>> BEGIN EXCERPTED RECORDS

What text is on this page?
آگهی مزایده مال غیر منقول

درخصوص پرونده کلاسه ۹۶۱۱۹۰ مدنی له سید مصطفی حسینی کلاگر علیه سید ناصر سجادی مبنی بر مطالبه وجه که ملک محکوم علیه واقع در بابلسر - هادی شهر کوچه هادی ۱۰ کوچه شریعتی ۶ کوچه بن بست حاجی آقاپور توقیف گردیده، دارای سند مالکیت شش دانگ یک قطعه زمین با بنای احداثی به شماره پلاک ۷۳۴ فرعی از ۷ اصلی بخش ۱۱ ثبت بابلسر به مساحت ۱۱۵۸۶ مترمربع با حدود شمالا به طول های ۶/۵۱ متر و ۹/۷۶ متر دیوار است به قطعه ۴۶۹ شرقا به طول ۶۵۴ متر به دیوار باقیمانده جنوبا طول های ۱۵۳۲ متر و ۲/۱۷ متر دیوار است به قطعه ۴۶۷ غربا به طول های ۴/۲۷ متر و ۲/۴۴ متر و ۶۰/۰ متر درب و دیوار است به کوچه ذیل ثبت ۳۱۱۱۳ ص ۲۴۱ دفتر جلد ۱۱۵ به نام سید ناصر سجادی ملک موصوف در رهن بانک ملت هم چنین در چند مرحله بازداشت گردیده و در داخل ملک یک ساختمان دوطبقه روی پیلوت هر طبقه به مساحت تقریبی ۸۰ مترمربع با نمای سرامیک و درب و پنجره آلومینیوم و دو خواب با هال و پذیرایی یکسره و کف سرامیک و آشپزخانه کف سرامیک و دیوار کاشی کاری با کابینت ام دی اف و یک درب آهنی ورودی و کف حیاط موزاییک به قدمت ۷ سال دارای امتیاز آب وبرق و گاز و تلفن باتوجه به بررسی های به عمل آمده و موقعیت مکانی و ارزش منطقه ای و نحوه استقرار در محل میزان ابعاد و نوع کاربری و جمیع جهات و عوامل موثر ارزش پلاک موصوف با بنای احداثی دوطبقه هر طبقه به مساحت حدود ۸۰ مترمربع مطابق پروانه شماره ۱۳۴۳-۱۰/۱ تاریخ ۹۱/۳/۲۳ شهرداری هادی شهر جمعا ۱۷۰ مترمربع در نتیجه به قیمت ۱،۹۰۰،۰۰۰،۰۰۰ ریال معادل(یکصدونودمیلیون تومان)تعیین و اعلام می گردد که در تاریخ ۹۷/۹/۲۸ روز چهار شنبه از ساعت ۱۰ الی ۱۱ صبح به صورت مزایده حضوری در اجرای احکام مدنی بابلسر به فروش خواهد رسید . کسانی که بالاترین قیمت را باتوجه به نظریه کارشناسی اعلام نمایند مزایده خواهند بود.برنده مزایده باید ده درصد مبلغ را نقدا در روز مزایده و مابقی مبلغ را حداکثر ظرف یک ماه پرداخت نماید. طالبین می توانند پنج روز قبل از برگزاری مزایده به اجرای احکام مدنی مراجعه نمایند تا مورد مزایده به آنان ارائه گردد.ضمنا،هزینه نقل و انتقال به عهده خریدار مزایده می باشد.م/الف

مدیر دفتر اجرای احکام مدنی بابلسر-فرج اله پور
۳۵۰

>> END EXCERPTED RECORDS

• _PROBLEM REQUIREMENTS_
Restate each record exactly as written.

• _ANSWER TO THE TASK_
What text is on this page?
آگهی مزایده مال غیر منقول

درخصوص پرونده کلاسه ۹۶۱۱۹۰ مدنی له سید مصطفی حسینی کلاگر علیه سید ناصر سجادی مبنی بر مطالبه وجه که ملک محکوم علیه واقع در بابلسر - هادی شهر کوچه هادی ۱۰ کوچه شریعتی ۶ کوچه بن بست حاجی آقاپور توقیف گردیده، دارای سند مالکیت شش دانگ یک قطعه زمین با بنای احداثی به شماره پلاک ۷۳۴ فرعی از ۷ اصلی بخش ۱۱ ثبت بابلسر به مساحت ۱۱۵۸۶ مترمربع با حدود شمالا به طول های ۶/۵۱ متر و ۹/۷۶ متر دیوار است به قطعه ۴۶۹ شرقا به طول ۶۵۴ متر به دیوار باقیمانده جنوبا طول های ۱۵۳۲ متر و ۲/۱۷ متر دیوار است به قطعه ۴۶۷ غربا به طول های ۴/۲۷ متر و ۲/۴۴ متر و ۶۰/۰ متر درب و دیوار است به کوچه ذیل ثبت ۳۱۱۱۳ ص ۲۴۱ دفتر جلد ۱۱۵ به نام سید ناصر سجادی ملک موصوف در رهن بانک ملت هم چنین در چند مرحله بازداشت گردیده و در داخل ملک یک ساختمان دوطبقه روی پیلوت هر طبقه به مساحت تقریبی ۸۰ مترمربع با نمای سرامیک و درب و پنجره آلومینیوم و دو خواب با هال و پذیرایی یکسره و کف سرامیک و آشپزخانه کف سرامیک و دیوار کاشی کاری با کابینت ام دی اف و یک درب آهنی ورودی و کف حیاط موزاییک به قدمت ۷ سال دارای امتیاز آب وبرق و گاز و تلفن باتوجه به بررسی های به عمل آمده و موقعیت مکانی و ارزش منطقه ای و نحوه استقرار در محل میزان ابعاد و نوع کاربری و جمیع جهات و عوامل موثر ارزش پلاک موصوف با بنای احداثی دوطبقه هر طبقه به مساحت حدود ۸۰ مترمربع مطابق پروانه شماره ۱۳۴۳-۱۰/۱ تاریخ ۹۱/۳/۲۳ شهرداری هادی شهر جمعا ۱۷۰ مترمربع در نتیجه به قیمت ۱،۹۰۰،۰۰۰،۰۰۰ ریال معادل(یکصدونودمیلیون تومان)تعیین و اعلام می گردد که در تاریخ ۹۷/۹/۲۸ روز چهار شنبه از ساعت ۱۰ الی ۱۱ صبح به صورت مزایده حضوری در اجرای احکام مدنی بابلسر به فروش خواهد رسید . کسانی که بالاترین قیمت را باتوجه به نظریه کارشناسی اعلام نمایند مزایده خواهند بود.برنده مزایده باید ده درصد مبلغ را نقدا در روز مزایده و مابقی مبلغ را حداکثر ظرف یک ماه پرداخت نماید. طالبین می توانند پنج روز قبل از برگزاری مزایده به اجرای احکام مدنی مراجعه نمایند تا مورد مزایده به آنان ارائه گردد.ضمنا،هزینه نقل و انتقال به عهده خریدار مزایده می باشد.م/الف

مدیر دفتر اجرای احکام مدنی بابلسر-فرج اله پور
۳۵۰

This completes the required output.